Problem statement |
Could you return all of the records exactly as they stand?

Records supplied |
▼

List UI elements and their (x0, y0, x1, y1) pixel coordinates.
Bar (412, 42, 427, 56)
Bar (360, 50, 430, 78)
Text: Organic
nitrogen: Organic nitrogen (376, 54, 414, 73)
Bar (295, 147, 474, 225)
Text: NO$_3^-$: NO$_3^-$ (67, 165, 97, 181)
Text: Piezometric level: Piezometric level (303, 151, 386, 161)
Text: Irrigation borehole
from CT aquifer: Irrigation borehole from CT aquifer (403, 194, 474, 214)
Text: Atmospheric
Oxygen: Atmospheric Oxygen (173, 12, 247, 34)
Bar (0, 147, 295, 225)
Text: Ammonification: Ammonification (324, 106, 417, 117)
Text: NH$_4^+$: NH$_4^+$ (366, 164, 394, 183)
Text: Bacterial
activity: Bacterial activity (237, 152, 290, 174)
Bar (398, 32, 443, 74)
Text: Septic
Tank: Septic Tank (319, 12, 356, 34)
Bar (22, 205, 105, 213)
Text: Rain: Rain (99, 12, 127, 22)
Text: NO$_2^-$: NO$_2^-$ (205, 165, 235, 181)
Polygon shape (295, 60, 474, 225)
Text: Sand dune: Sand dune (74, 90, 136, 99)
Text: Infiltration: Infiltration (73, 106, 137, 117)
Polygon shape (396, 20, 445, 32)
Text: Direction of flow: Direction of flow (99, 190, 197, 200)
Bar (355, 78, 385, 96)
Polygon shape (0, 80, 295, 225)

▲

Reply to the exercise |
List UI elements and their (x0, y0, x1, y1) pixel coordinates.
Bar (412, 42, 427, 56)
Bar (360, 50, 430, 78)
Text: Organic
nitrogen: Organic nitrogen (376, 54, 414, 73)
Bar (295, 147, 474, 225)
Text: NO$_3^-$: NO$_3^-$ (67, 165, 97, 181)
Text: Piezometric level: Piezometric level (303, 151, 386, 161)
Text: Irrigation borehole
from CT aquifer: Irrigation borehole from CT aquifer (403, 194, 474, 214)
Text: Atmospheric
Oxygen: Atmospheric Oxygen (173, 12, 247, 34)
Bar (0, 147, 295, 225)
Text: Ammonification: Ammonification (324, 106, 417, 117)
Text: NH$_4^+$: NH$_4^+$ (366, 164, 394, 183)
Text: Bacterial
activity: Bacterial activity (237, 152, 290, 174)
Bar (398, 32, 443, 74)
Text: Septic
Tank: Septic Tank (319, 12, 356, 34)
Bar (22, 205, 105, 213)
Text: Rain: Rain (99, 12, 127, 22)
Text: NO$_2^-$: NO$_2^-$ (205, 165, 235, 181)
Polygon shape (295, 60, 474, 225)
Text: Sand dune: Sand dune (74, 90, 136, 99)
Text: Infiltration: Infiltration (73, 106, 137, 117)
Polygon shape (396, 20, 445, 32)
Text: Direction of flow: Direction of flow (99, 190, 197, 200)
Bar (355, 78, 385, 96)
Polygon shape (0, 80, 295, 225)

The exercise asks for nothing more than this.